▸ TASK DESCRIPTION: Return every line of the listing below that contains the string "element", treating uppercase and lowercase letters as distinct.

[SUPPLIED DATA start]

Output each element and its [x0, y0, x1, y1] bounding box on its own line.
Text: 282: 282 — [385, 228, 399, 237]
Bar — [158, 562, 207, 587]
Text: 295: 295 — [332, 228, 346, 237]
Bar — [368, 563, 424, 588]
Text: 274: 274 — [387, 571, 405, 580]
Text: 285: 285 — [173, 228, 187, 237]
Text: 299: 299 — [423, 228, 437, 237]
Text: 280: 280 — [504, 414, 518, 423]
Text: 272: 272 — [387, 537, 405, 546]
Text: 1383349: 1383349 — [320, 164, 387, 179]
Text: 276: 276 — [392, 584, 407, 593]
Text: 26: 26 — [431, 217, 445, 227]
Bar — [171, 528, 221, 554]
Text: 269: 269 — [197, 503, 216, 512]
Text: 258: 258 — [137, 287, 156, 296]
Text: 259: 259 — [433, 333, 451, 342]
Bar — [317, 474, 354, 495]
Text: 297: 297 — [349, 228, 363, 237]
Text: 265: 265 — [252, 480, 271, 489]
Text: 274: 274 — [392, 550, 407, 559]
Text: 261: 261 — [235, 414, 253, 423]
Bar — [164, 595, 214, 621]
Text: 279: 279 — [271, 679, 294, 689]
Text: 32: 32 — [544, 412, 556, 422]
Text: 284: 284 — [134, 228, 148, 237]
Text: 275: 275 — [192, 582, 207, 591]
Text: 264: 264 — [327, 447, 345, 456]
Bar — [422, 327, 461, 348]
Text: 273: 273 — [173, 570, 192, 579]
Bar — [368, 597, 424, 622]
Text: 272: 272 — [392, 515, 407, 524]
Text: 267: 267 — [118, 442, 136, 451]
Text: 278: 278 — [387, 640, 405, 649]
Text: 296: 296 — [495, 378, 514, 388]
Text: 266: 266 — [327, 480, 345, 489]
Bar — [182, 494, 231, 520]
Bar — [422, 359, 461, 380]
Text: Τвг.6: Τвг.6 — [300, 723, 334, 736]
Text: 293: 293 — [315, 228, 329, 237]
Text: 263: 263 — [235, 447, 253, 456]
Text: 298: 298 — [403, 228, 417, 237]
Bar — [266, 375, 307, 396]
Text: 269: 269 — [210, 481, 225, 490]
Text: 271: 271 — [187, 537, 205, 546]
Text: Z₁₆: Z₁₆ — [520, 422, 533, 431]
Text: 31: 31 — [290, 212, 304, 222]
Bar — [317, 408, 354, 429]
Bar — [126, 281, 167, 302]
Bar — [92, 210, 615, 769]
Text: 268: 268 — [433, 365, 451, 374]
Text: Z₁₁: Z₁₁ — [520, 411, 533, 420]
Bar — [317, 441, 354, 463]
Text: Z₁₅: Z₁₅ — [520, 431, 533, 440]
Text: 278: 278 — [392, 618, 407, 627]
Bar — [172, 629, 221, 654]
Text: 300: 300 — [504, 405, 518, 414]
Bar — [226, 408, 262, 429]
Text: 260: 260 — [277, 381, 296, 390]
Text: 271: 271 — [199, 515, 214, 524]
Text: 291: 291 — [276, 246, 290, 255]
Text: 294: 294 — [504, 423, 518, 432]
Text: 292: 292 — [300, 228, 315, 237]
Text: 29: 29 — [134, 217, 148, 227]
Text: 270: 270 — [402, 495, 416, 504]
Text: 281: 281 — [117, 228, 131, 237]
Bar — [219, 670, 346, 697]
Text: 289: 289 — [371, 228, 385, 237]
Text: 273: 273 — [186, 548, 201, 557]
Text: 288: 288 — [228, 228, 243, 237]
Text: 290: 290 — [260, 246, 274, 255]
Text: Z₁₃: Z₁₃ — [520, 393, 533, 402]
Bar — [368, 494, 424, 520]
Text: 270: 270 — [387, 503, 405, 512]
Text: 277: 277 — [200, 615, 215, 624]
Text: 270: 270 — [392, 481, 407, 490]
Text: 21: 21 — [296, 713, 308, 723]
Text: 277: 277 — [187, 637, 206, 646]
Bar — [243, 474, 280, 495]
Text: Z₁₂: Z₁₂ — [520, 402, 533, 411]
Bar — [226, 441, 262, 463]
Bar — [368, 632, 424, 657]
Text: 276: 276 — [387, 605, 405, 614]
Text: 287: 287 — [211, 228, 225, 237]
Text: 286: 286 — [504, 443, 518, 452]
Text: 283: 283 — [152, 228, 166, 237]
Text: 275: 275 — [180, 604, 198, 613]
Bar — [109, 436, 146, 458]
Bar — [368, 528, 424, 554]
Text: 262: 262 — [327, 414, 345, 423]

[SUPPLIED DATA end]

▸ TASK RESPONSE:
Output each element and its [x0, y0, x1, y1] bounding box on its own line.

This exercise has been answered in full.